Task statement:
Quote, without any change, the line that contains "What's the underlying" and all lines that follow it to the end of the data below.
● ● ● ● ● ● ●
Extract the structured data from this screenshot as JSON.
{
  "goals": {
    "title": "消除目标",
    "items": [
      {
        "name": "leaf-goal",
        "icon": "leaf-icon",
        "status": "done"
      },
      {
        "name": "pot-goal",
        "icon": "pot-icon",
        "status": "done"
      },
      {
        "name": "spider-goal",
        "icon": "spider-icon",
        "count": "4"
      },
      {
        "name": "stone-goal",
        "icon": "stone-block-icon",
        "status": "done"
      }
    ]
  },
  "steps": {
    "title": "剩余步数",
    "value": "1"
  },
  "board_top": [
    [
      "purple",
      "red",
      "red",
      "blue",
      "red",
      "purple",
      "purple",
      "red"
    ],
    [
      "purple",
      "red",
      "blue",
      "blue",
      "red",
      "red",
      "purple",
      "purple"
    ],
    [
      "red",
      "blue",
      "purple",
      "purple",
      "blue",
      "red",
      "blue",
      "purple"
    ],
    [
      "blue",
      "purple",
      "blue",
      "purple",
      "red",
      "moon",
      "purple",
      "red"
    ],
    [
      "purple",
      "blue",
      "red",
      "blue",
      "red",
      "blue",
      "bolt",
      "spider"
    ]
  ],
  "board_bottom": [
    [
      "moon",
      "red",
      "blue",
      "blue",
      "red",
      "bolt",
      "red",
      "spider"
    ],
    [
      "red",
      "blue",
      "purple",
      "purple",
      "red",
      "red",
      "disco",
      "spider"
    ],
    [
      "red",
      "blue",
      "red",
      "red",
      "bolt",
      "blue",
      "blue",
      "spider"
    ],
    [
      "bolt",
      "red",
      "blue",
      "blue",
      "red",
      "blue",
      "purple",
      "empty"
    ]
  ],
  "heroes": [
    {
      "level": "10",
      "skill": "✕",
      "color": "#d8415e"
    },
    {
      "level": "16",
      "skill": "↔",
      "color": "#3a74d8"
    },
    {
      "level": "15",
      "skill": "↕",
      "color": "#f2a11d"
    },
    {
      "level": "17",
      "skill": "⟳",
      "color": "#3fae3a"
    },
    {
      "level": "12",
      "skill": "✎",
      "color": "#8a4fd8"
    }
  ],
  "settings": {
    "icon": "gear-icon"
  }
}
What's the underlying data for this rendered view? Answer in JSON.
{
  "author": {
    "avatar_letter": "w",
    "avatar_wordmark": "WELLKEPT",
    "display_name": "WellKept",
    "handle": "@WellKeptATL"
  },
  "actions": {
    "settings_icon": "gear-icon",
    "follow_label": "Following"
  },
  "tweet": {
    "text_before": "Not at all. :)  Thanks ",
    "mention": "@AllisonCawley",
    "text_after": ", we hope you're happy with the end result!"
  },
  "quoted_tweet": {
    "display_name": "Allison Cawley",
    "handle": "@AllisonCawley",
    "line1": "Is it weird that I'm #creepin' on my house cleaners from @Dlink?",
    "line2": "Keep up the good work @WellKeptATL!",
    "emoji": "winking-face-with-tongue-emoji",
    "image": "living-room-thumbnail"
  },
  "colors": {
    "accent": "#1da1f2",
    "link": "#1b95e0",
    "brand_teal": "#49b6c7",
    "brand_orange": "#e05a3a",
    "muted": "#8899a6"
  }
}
● ● ● ● ● ● ●
Task output:
What's the underlying data for this rendered view? Answer in JSON.
{
  "author": {
    "avatar_letter": "w",
    "avatar_wordmark": "WELLKEPT",
    "display_name": "WellKept",
    "handle": "@WellKeptATL"
  },
  "actions": {
    "settings_icon": "gear-icon",
    "follow_label": "Following"
  },
  "tweet": {
    "text_before": "Not at all. :)  Thanks ",
    "mention": "@AllisonCawley",
    "text_after": ", we hope you're happy with the end result!"
  },
  "quoted_tweet": {
    "display_name": "Allison Cawley",
    "handle": "@AllisonCawley",
    "line1": "Is it weird that I'm #creepin' on my house cleaners from @Dlink?",
    "line2": "Keep up the good work @WellKeptATL!",
    "emoji": "winking-face-with-tongue-emoji",
    "image": "living-room-thumbnail"
  },
  "colors": {
    "accent": "#1da1f2",
    "link": "#1b95e0",
    "brand_teal": "#49b6c7",
    "brand_orange": "#e05a3a",
    "muted": "#8899a6"
  }
}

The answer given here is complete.